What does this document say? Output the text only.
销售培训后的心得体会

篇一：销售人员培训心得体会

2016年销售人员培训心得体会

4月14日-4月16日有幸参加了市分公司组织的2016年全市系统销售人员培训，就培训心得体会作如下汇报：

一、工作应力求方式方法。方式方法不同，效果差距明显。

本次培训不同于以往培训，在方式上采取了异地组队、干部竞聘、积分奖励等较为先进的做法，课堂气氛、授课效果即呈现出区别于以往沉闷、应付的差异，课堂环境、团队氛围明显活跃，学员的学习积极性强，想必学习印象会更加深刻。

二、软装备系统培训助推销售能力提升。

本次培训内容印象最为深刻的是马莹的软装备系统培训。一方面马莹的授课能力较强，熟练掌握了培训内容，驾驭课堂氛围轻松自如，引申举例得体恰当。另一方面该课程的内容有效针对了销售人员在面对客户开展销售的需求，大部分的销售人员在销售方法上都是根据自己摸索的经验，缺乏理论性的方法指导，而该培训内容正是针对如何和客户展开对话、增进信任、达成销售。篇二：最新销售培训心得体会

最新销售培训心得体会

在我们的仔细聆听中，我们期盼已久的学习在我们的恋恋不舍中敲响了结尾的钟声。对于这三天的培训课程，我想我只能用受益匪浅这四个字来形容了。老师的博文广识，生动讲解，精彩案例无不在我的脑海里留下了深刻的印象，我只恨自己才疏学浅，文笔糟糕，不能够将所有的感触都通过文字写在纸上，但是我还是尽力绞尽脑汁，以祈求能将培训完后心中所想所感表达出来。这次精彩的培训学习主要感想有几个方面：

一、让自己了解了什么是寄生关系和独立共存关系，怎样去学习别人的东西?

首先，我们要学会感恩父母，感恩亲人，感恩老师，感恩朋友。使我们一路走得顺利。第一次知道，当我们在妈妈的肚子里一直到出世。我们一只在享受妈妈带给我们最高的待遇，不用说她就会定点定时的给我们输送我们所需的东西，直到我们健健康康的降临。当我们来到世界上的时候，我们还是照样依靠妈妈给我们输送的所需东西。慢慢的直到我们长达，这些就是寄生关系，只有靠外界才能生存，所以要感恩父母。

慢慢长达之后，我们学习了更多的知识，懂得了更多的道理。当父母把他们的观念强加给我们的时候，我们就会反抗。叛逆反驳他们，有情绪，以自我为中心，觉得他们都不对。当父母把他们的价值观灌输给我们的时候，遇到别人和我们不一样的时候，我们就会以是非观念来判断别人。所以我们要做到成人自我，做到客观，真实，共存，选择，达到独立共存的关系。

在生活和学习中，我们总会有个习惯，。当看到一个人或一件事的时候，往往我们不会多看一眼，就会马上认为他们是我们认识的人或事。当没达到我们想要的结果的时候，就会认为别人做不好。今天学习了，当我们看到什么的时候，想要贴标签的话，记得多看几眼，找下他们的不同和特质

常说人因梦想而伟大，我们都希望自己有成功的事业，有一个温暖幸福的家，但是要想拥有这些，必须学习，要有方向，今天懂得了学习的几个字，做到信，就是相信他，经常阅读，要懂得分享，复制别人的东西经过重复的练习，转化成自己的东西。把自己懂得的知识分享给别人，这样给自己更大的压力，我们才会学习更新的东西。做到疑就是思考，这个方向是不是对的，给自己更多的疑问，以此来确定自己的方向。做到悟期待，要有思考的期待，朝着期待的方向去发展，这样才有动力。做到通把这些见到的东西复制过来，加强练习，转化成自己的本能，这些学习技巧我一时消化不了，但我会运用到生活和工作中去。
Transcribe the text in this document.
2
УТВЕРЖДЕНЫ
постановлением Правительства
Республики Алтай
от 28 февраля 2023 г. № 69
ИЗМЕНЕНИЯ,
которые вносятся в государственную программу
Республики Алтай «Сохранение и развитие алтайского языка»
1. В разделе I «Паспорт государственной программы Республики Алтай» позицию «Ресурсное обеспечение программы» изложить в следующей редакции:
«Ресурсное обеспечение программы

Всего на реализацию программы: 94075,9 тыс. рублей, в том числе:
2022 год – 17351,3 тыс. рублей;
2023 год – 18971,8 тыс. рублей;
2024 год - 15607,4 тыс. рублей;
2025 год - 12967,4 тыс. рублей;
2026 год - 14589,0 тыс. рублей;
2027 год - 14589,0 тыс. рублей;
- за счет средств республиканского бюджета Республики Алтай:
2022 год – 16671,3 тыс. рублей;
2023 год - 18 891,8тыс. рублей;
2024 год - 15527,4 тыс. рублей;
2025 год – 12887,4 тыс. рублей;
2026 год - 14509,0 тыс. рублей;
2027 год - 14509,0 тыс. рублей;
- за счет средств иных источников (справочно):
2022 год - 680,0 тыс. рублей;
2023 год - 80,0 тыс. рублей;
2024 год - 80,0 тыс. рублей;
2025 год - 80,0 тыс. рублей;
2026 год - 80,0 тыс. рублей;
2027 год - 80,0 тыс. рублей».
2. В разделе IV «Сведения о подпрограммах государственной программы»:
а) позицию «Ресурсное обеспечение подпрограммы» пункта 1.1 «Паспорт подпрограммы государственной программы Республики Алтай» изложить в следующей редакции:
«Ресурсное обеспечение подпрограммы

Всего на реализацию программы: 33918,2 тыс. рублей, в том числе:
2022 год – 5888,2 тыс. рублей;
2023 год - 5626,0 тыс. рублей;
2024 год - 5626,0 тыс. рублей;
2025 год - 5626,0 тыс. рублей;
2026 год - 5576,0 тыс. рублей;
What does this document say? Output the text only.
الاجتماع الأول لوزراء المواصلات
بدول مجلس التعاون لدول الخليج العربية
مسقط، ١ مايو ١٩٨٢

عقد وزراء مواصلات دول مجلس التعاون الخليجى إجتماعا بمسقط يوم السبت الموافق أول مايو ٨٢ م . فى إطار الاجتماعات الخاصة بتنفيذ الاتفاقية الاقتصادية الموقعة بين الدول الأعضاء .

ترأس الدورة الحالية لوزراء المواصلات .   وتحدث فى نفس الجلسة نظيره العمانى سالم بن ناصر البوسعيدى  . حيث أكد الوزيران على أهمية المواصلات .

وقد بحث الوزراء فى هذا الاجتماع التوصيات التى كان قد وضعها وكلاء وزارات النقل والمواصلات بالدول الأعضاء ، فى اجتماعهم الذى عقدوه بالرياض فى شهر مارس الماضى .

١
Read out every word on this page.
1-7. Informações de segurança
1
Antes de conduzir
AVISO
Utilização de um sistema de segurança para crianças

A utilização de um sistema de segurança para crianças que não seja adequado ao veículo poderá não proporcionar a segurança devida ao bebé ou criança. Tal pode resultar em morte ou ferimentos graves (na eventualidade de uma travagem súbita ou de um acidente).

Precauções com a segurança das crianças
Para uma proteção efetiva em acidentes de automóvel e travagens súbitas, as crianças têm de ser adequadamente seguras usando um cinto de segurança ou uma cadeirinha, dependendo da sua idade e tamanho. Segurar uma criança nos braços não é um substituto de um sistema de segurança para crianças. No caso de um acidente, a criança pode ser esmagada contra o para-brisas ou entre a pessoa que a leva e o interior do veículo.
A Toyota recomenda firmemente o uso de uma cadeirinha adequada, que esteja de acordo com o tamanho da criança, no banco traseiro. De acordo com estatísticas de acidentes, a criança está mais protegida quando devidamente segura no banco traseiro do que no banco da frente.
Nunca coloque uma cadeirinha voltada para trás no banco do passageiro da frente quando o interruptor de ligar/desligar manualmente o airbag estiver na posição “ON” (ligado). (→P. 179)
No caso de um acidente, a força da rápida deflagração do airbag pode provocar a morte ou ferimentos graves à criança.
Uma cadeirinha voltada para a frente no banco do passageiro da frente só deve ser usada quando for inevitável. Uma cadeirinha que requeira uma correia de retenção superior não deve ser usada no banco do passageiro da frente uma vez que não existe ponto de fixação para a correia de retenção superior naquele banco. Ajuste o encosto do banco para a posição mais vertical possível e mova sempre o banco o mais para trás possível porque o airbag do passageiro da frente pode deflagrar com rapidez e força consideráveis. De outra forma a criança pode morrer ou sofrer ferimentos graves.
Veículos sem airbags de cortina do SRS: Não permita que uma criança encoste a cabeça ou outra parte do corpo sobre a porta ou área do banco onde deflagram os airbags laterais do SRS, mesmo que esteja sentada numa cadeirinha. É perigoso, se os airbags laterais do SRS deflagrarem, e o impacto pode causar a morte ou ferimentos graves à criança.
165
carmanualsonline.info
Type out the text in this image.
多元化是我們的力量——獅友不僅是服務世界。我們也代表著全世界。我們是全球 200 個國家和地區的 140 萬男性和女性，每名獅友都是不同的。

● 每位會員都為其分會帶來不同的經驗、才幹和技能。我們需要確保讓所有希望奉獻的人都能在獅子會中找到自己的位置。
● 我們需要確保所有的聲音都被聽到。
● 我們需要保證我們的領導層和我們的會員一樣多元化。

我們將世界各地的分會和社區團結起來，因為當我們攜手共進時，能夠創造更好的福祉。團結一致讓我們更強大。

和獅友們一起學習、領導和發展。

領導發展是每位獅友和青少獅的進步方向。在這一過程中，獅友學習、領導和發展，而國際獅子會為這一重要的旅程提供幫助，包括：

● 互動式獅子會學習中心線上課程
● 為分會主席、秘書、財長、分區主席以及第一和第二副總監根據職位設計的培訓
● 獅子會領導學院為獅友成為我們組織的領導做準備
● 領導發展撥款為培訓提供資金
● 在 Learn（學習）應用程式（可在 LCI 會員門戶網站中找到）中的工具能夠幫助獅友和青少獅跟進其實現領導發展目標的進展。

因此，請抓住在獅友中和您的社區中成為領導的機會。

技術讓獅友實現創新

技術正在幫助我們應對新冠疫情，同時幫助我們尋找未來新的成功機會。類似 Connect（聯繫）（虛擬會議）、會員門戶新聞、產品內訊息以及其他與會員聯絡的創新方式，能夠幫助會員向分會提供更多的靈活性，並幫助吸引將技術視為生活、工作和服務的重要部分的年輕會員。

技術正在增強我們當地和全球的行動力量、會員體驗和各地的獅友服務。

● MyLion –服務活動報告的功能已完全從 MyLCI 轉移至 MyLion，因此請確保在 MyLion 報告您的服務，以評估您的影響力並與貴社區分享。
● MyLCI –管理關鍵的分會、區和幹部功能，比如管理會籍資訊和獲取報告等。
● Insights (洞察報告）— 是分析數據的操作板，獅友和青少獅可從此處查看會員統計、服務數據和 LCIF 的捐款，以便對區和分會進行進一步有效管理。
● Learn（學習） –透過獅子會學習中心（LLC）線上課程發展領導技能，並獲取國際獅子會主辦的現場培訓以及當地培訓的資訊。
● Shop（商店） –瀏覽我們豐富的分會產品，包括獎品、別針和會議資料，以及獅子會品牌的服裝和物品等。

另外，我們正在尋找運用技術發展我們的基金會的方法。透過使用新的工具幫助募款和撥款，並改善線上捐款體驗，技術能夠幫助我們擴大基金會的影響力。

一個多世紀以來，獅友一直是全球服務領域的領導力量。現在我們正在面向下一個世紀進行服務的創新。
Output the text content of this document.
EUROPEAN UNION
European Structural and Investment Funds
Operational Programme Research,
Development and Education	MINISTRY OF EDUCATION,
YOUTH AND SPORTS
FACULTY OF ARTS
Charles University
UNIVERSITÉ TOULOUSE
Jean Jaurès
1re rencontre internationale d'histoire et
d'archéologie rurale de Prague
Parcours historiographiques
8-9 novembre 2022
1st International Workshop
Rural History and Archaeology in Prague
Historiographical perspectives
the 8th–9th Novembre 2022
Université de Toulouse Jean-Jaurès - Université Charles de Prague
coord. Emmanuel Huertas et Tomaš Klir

Problem details — Your answer should be a single number: the count of lines in the entries that contain the word "числе".

Task answer — 2